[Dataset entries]
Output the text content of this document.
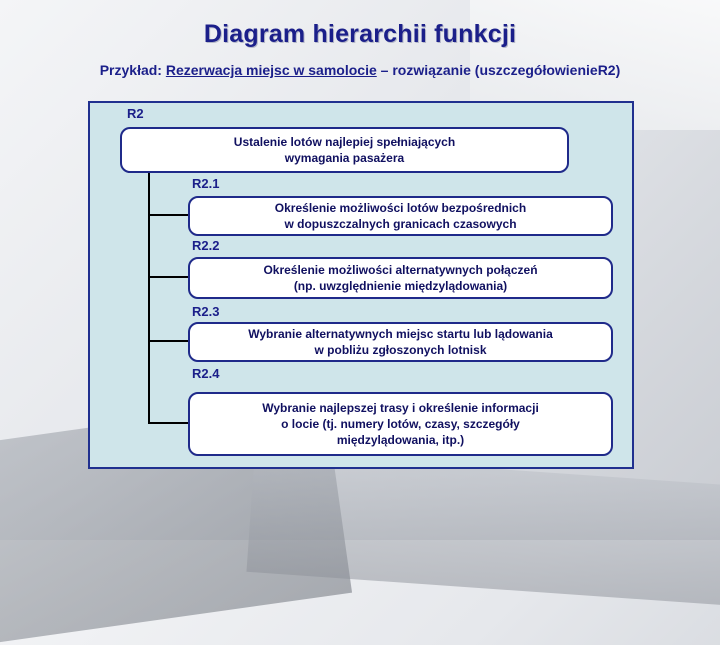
Diagram hierarchii funkcji
Przykład: Rezerwacja miejsc w samolocie – rozwiązanie (uszczegółowienieR2)
R2
Ustalenie lotów najlepiej spełniających
wymagania pasażera
R2.1
Określenie możliwości lotów bezpośrednich
w dopuszczalnych granicach czasowych
R2.2
Określenie możliwości alternatywnych połączeń
(np. uwzględnienie międzylądowania)
R2.3
Wybranie alternatywnych miejsc startu lub lądowania
w pobliżu zgłoszonych lotnisk
R2.4
Wybranie najlepszej trasy i określenie informacji
o locie (tj. numery lotów, czasy, szczegóły
międzylądowania, itp.)
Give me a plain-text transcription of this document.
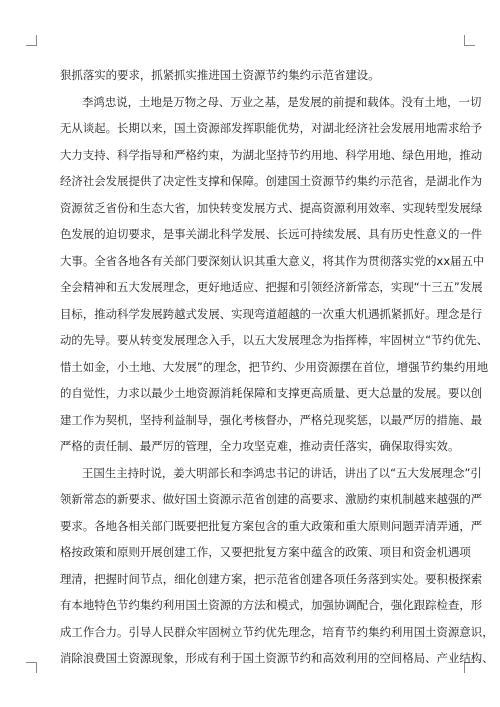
狠抓落实的要求，抓紧抓实推进国土资源节约集约示范省建设。
李鸿忠说，土地是万物之母、万业之基，是发展的前提和载体。没有土地，一切
无从谈起。长期以来，国土资源部发挥职能优势，对湖北经济社会发展用地需求给予
大力支持、科学指导和严格约束，为湖北坚持节约用地、科学用地、绿色用地，推动
经济社会发展提供了决定性支撑和保障。创建国土资源节约集约示范省，是湖北作为
资源贫乏省份和生态大省，加快转变发展方式、提高资源利用效率、实现转型发展绿
色发展的迫切要求，是事关湖北科学发展、长远可持续发展、具有历史性意义的一件
大事。全省各地各有关部门要深刻认识其重大意义，将其作为贯彻落实党的xx届五中
全会精神和五大发展理念，更好地适应、把握和引领经济新常态，实现“十三五”发展
目标，推动科学发展跨越式发展、实现弯道超越的一次重大机遇抓紧抓好。理念是行
动的先导。要从转变发展理念入手，以五大发展理念为指挥棒，牢固树立“节约优先、
惜土如金，小土地、大发展”的理念，把节约、少用资源摆在首位，增强节约集约用地
的自觉性，力求以最少土地资源消耗保障和支撑更高质量、更大总量的发展。要以创
建工作为契机，坚持利益制导，强化考核督办，严格兑现奖惩，以最严厉的措施、最
严格的责任制、最严厉的管理，全力攻坚克难，推动责任落实，确保取得实效。
王国生主持时说，姜大明部长和李鸿忠书记的讲话，讲出了以“五大发展理念”引
领新常态的新要求、做好国土资源示范省创建的高要求、激励约束机制越来越强的严
要求。各地各相关部门既要把批复方案包含的重大政策和重大原则问题弄清弄通，严
格按政策和原则开展创建工作，又要把批复方案中蕴含的政策、项目和资金机遇项
理清，把握时间节点，细化创建方案，把示范省创建各项任务落到实处。要积极探索
有本地特色节约集约利用国土资源的方法和模式，加强协调配合，强化跟踪检查，形
成工作合力。引导人民群众牢固树立节约优先理念，培育节约集约利用国土资源意识，
消除浪费国土资源现象，形成有利于国土资源节约和高效利用的空间格局、产业结构、
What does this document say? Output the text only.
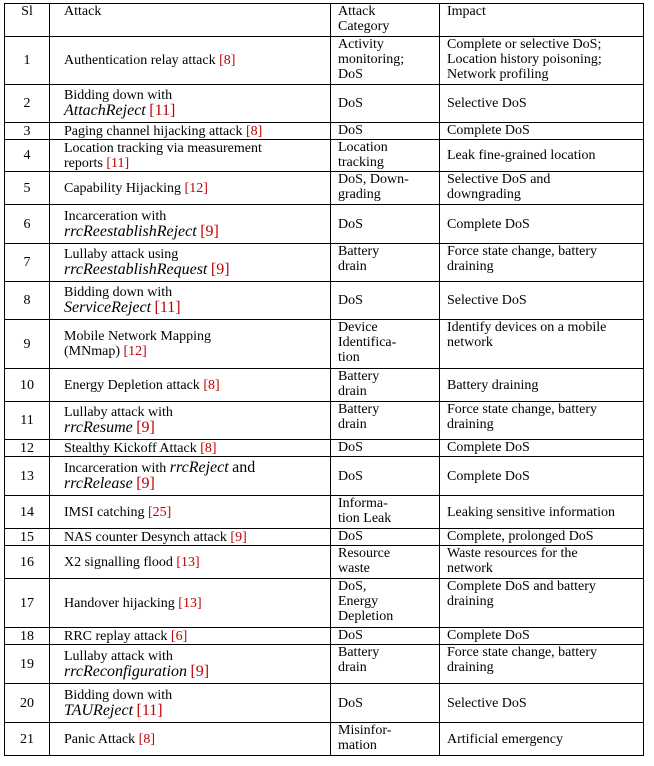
Sl	Attack	Attack
Category	Impact
1	Authentication relay attack [8]	Activity
monitoring;
DoS	Complete or selective DoS;
Location history poisoning;
Network profiling
2	Bidding down with
AttachReject [11]	DoS	Selective DoS
3	Paging channel hijacking attack [8]	DoS	Complete DoS
4	Location tracking via measurement
reports [11]	Location
tracking	Leak fine-grained location
5	Capability Hijacking [12]	DoS, Down-
grading	Selective DoS and
downgrading
6	Incarceration with
rrcReestablishReject [9]	DoS	Complete DoS
7	Lullaby attack using
rrcReestablishRequest [9]	Battery
drain	Force state change, battery
draining
8	Bidding down with
ServiceReject [11]	DoS	Selective DoS
9	Mobile Network Mapping
(MNmap) [12]	Device
Identifica-
tion	Identify devices on a mobile
network
10	Energy Depletion attack [8]	Battery
drain	Battery draining
11	Lullaby attack with
rrcResume [9]	Battery
drain	Force state change, battery
draining
12	Stealthy Kickoff Attack [8]	DoS	Complete DoS
13	Incarceration with rrcReject and
rrcRelease [9]	DoS	Complete DoS
14	IMSI catching [25]	Informa-
tion Leak	Leaking sensitive information
15	NAS counter Desynch attack [9]	DoS	Complete, prolonged DoS
16	X2 signalling flood [13]	Resource
waste	Waste resources for the
network
17	Handover hijacking [13]	DoS,
Energy
Depletion	Complete DoS and battery
draining
18	RRC replay attack [6]	DoS	Complete DoS
19	Lullaby attack with
rrcReconfiguration [9]	Battery
drain	Force state change, battery
draining
20	Bidding down with
TAUReject [11]	DoS	Selective DoS
21	Panic Attack [8]	Misinfor-
mation	Artificial emergency
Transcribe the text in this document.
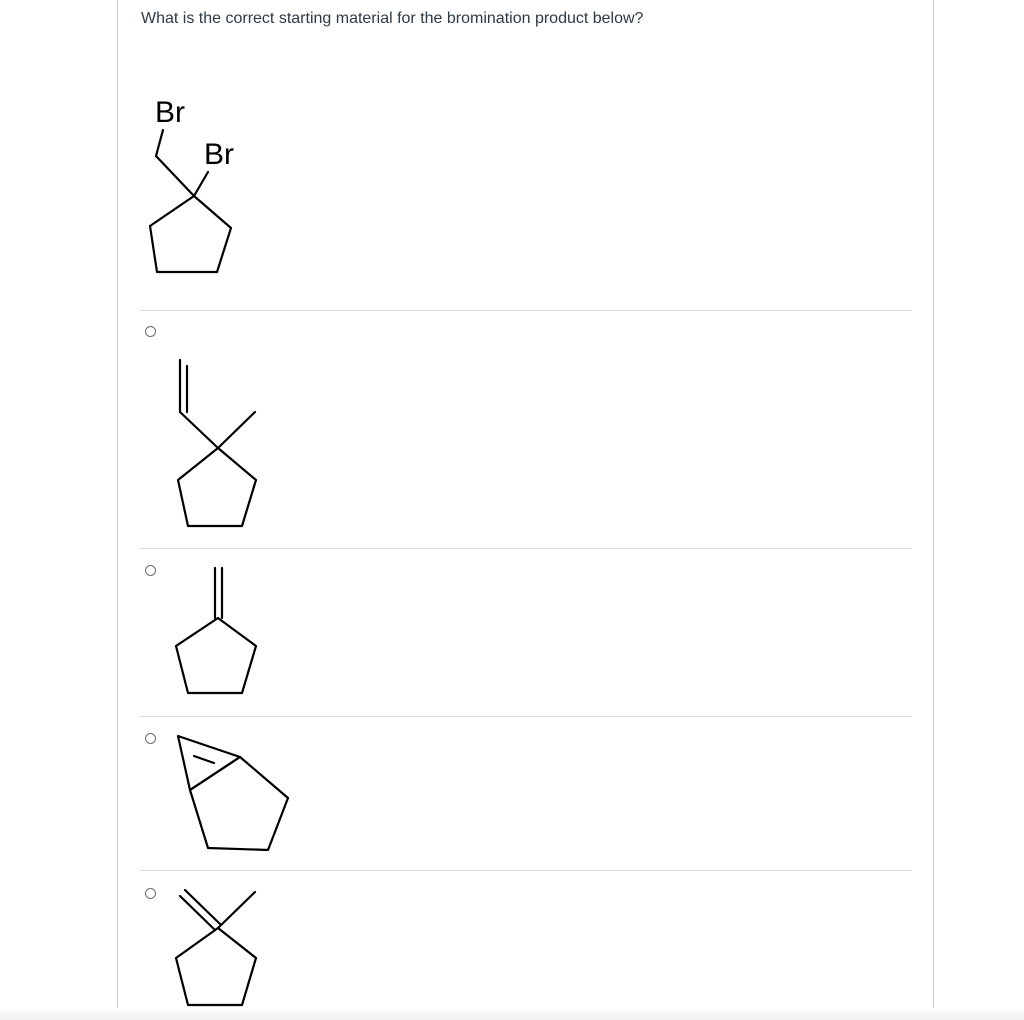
What is the correct starting material for the bromination product below?
Br
Br
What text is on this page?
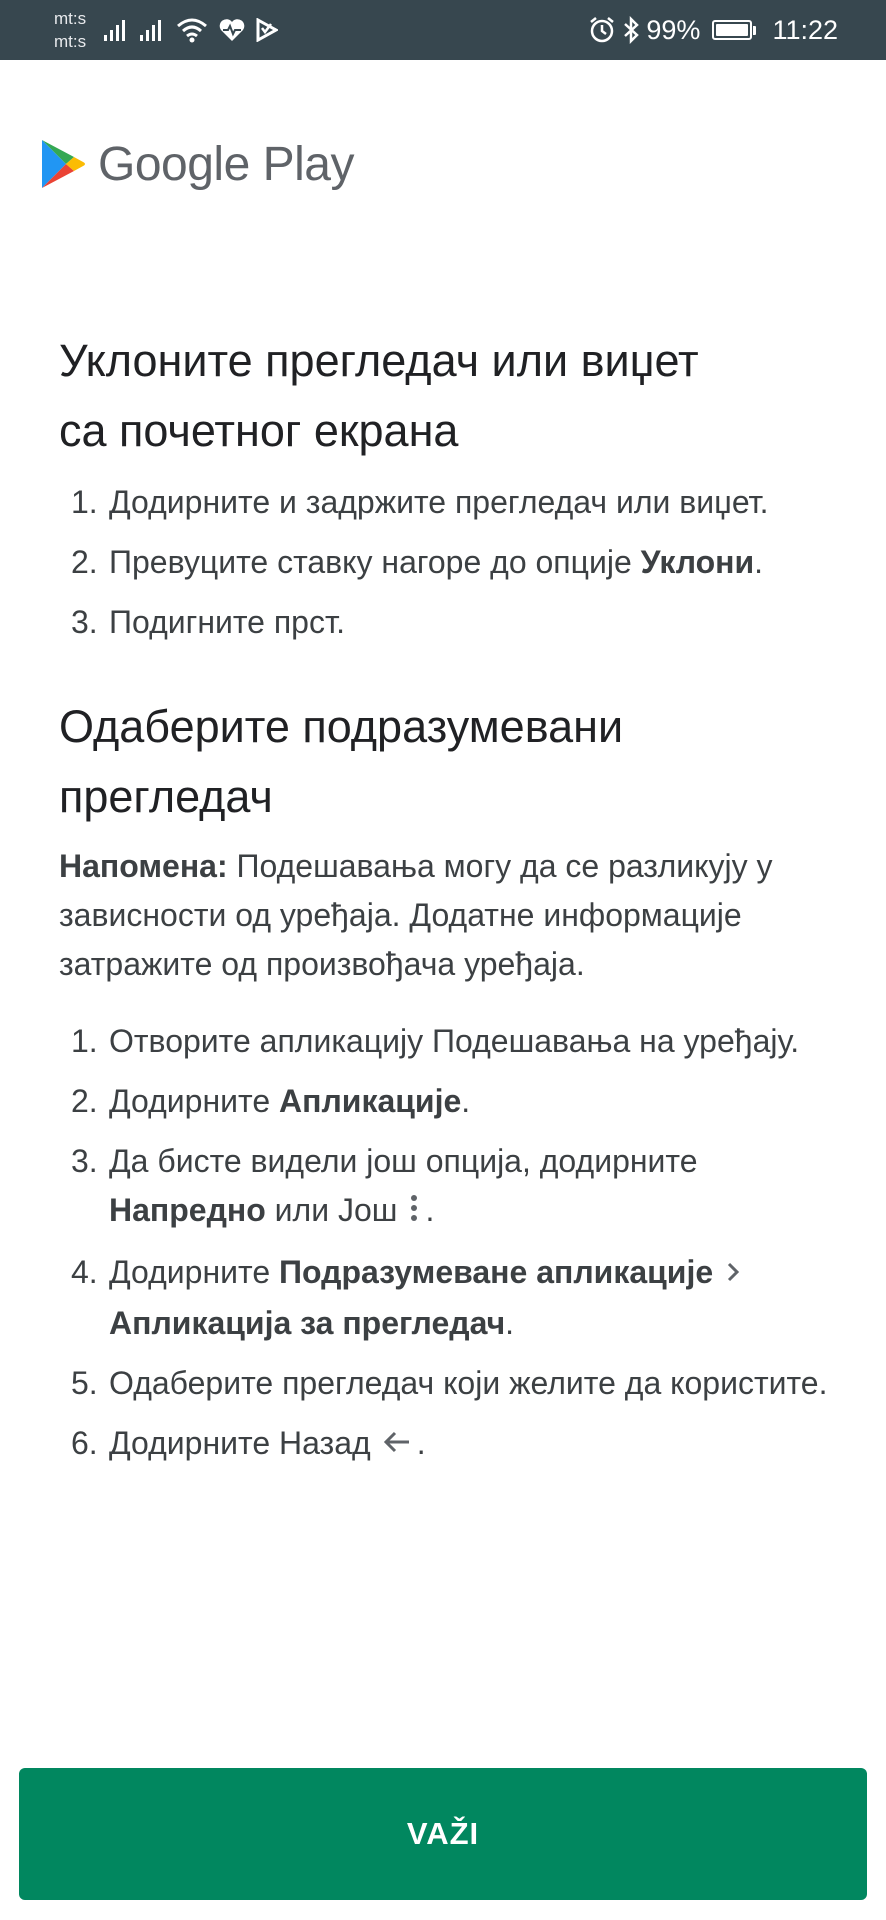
mt:s
mt:s	99%	11:22
Google Play
Уклоните прегледач или виџет
са почетног екрана
1. Додирните и задржите прегледач или виџет.
2. Превуците ставку нагоре до опције Уклони.
3. Подигните прст.
Одаберите подразумевани
прегледач
Напомена: Подешавања могу да се разликују у зависности од уређаја. Додатне информације затражите од произвођача уређаја.
1. Отворите апликацију Подешавања на уређају.
2. Додирните Апликације.
3. Да бисте видели још опција, додирните Напредно или Још .
4. Додирните Подразумеване апликацијеАпликација за прегледач.
5. Одаберите прегледач који желите да користите.
6. Додирните Назад .
VAŽI
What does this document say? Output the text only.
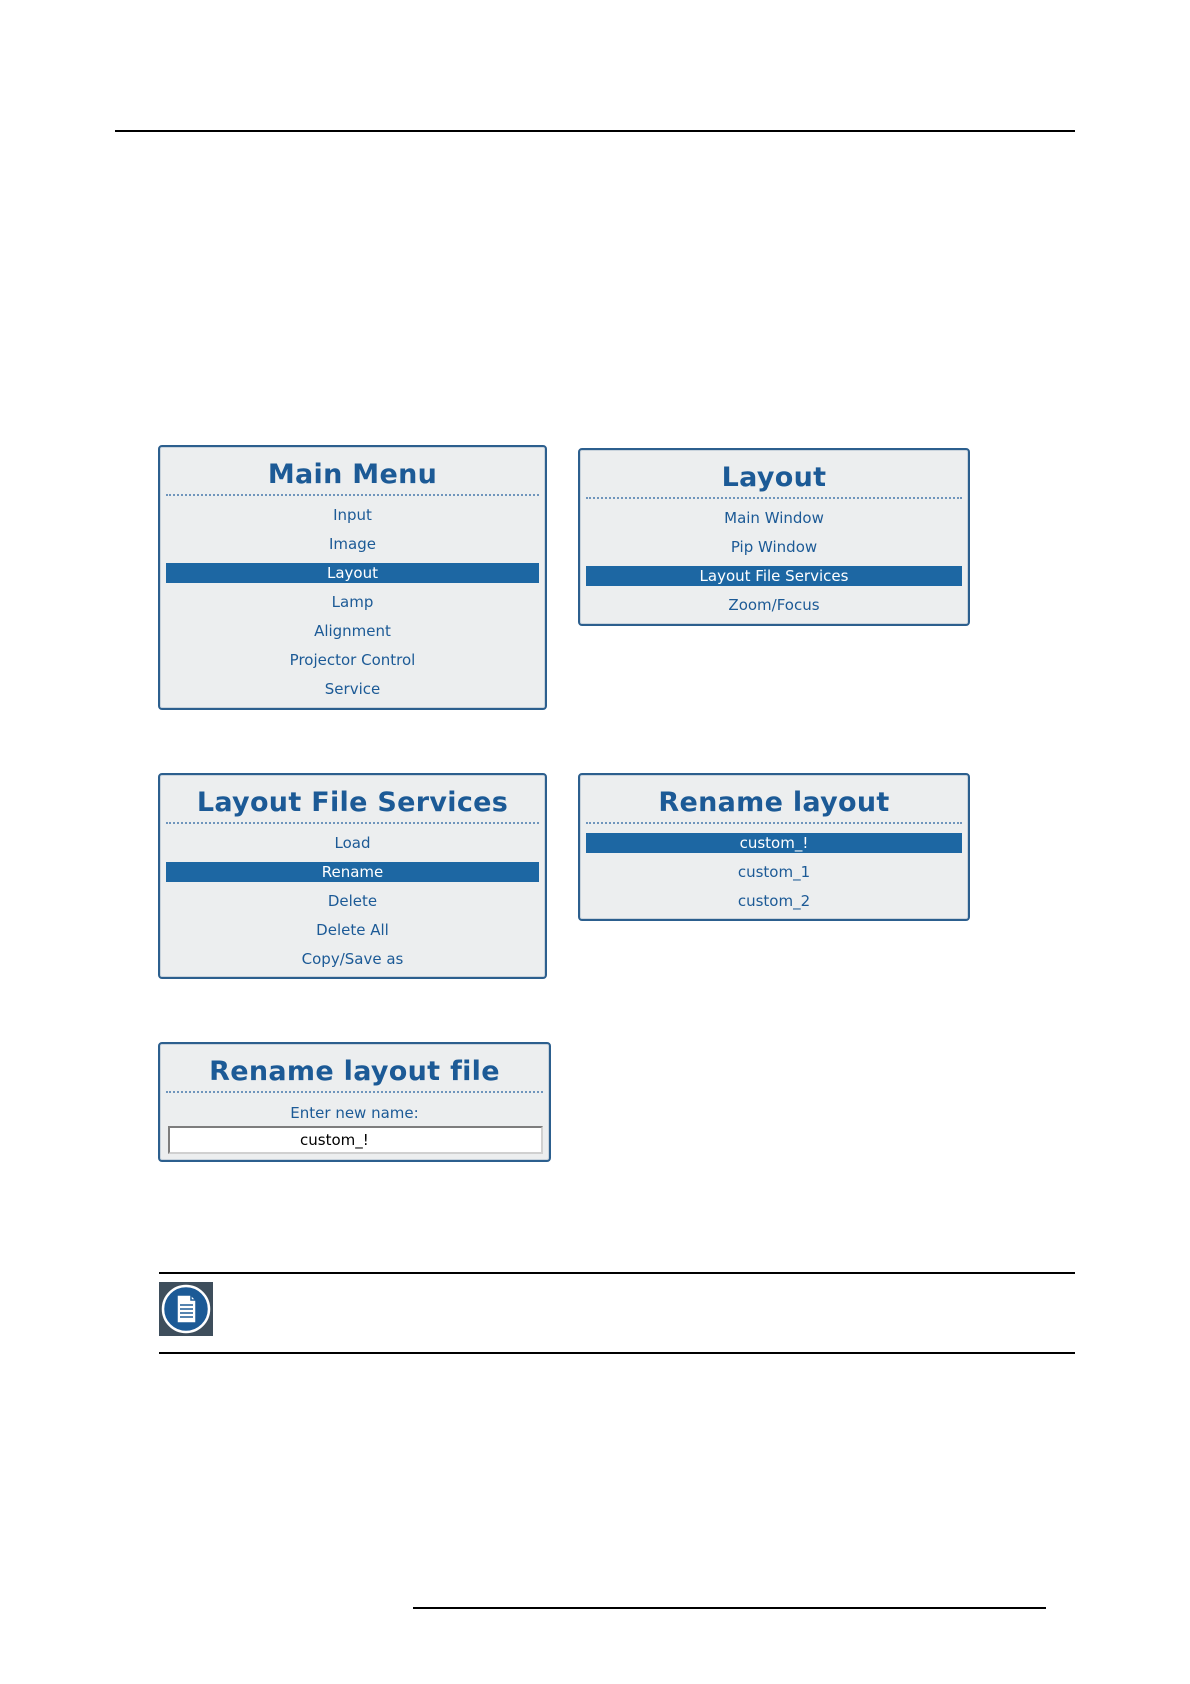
Main Menu
Input
Image
Layout
Lamp
Alignment
Projector Control
Service
Layout
Main Window
Pip Window
Layout File Services
Zoom/Focus
Layout File Services
Load
Rename
Delete
Delete All
Copy/Save as
Rename layout
custom_!
custom_1
custom_2
Rename layout file
Enter new name:
custom_!
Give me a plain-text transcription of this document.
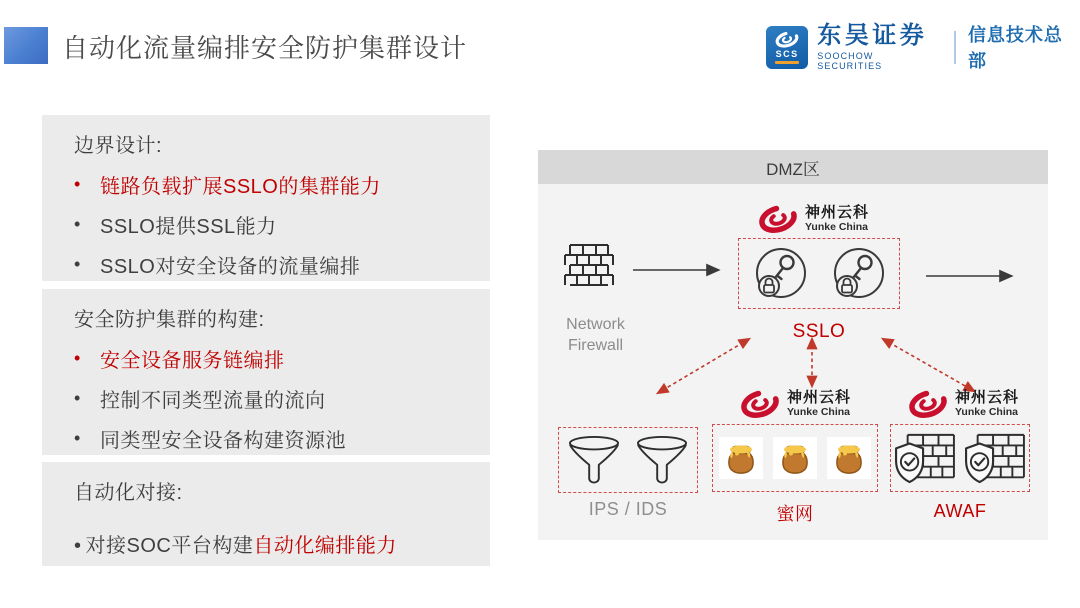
自动化流量编排安全防护集群设计	SCS
东吴证券
SOOCHOW SECURITIES
信息技术总部
边界设计:
• 链路负载扩展SSLO的集群能力
• SSLO提供SSL能力
• SSLO对安全设备的流量编排
安全防护集群的构建:
• 安全设备服务链编排
• 控制不同类型流量的流向
• 同类型安全设备构建资源池
自动化对接:
• 对接SOC平台构建自动化编排能力
DMZ区
Network
Firewall
神州云科
Yunke China
SSLO
IPS / IDS
神州云科
Yunke China
蜜网
神州云科
Yunke China
AWAF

▶ AIM OF THE EXERCISE: Examine the records and report how many lines contain the string "miejsc". Only the number should be given.

▶ ANSWER IN FULL: 2